> SHORT EXERCISE: Would you extract the whole listing below and retype it exactly?

> SUPPLIED MATERIAL:
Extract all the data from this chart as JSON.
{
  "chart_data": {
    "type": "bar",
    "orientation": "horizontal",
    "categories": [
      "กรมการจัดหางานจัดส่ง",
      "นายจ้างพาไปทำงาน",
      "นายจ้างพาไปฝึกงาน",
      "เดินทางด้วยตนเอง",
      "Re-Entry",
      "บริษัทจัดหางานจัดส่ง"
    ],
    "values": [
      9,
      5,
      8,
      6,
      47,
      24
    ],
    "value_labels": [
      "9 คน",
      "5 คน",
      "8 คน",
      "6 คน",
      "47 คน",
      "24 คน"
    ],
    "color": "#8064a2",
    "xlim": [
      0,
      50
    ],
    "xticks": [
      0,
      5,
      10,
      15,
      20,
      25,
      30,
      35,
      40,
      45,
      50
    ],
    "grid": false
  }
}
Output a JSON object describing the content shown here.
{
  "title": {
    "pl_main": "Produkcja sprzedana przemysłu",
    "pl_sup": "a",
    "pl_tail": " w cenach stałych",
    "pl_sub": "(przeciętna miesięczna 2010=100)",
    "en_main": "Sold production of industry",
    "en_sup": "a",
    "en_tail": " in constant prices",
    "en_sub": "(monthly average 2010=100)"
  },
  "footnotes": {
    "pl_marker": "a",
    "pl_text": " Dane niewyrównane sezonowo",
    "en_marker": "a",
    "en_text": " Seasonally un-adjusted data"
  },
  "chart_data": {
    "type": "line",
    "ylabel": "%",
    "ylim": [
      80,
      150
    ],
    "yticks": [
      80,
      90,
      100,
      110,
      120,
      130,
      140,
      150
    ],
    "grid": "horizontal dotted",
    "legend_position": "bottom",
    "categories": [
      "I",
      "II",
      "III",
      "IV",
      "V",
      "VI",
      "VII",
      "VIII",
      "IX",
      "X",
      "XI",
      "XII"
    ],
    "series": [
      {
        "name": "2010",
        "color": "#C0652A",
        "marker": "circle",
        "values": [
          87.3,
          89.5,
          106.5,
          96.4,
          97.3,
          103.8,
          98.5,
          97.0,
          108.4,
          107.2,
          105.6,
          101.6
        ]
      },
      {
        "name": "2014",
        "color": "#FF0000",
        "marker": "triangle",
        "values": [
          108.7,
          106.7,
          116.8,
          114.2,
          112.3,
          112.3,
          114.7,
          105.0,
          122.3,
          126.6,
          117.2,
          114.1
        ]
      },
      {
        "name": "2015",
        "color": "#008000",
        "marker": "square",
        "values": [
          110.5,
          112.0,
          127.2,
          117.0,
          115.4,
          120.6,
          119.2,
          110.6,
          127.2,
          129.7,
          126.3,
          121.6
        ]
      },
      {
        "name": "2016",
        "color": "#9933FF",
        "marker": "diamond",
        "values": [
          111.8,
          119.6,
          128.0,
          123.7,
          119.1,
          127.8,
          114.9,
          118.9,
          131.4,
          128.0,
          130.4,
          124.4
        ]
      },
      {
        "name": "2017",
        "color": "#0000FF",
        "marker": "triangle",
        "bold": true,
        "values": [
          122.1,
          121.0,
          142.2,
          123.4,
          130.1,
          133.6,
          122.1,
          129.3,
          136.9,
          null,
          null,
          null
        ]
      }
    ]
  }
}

> FINISHED EXERCISE:
Extract all the data from this chart as JSON.
{
  "chart_data": {
    "type": "bar",
    "orientation": "horizontal",
    "categories": [
      "กรมการจัดหางานจัดส่ง",
      "นายจ้างพาไปทำงาน",
      "นายจ้างพาไปฝึกงาน",
      "เดินทางด้วยตนเอง",
      "Re-Entry",
      "บริษัทจัดหางานจัดส่ง"
    ],
    "values": [
      9,
      5,
      8,
      6,
      47,
      24
    ],
    "value_labels": [
      "9 คน",
      "5 คน",
      "8 คน",
      "6 คน",
      "47 คน",
      "24 คน"
    ],
    "color": "#8064a2",
    "xlim": [
      0,
      50
    ],
    "xticks": [
      0,
      5,
      10,
      15,
      20,
      25,
      30,
      35,
      40,
      45,
      50
    ],
    "grid": false
  }
}
Output a JSON object describing the content shown here.
{
  "title": {
    "pl_main": "Produkcja sprzedana przemysłu",
    "pl_sup": "a",
    "pl_tail": " w cenach stałych",
    "pl_sub": "(przeciętna miesięczna 2010=100)",
    "en_main": "Sold production of industry",
    "en_sup": "a",
    "en_tail": " in constant prices",
    "en_sub": "(monthly average 2010=100)"
  },
  "footnotes": {
    "pl_marker": "a",
    "pl_text": " Dane niewyrównane sezonowo",
    "en_marker": "a",
    "en_text": " Seasonally un-adjusted data"
  },
  "chart_data": {
    "type": "line",
    "ylabel": "%",
    "ylim": [
      80,
      150
    ],
    "yticks": [
      80,
      90,
      100,
      110,
      120,
      130,
      140,
      150
    ],
    "grid": "horizontal dotted",
    "legend_position": "bottom",
    "categories": [
      "I",
      "II",
      "III",
      "IV",
      "V",
      "VI",
      "VII",
      "VIII",
      "IX",
      "X",
      "XI",
      "XII"
    ],
    "series": [
      {
        "name": "2010",
        "color": "#C0652A",
        "marker": "circle",
        "values": [
          87.3,
          89.5,
          106.5,
          96.4,
          97.3,
          103.8,
          98.5,
          97.0,
          108.4,
          107.2,
          105.6,
          101.6
        ]
      },
      {
        "name": "2014",
        "color": "#FF0000",
        "marker": "triangle",
        "values": [
          108.7,
          106.7,
          116.8,
          114.2,
          112.3,
          112.3,
          114.7,
          105.0,
          122.3,
          126.6,
          117.2,
          114.1
        ]
      },
      {
        "name": "2015",
        "color": "#008000",
        "marker": "square",
        "values": [
          110.5,
          112.0,
          127.2,
          117.0,
          115.4,
          120.6,
          119.2,
          110.6,
          127.2,
          129.7,
          126.3,
          121.6
        ]
      },
      {
        "name": "2016",
        "color": "#9933FF",
        "marker": "diamond",
        "values": [
          111.8,
          119.6,
          128.0,
          123.7,
          119.1,
          127.8,
          114.9,
          118.9,
          131.4,
          128.0,
          130.4,
          124.4
        ]
      },
      {
        "name": "2017",
        "color": "#0000FF",
        "marker": "triangle",
        "bold": true,
        "values": [
          122.1,
          121.0,
          142.2,
          123.4,
          130.1,
          133.6,
          122.1,
          129.3,
          136.9,
          null,
          null,
          null
        ]
      }
    ]
  }
}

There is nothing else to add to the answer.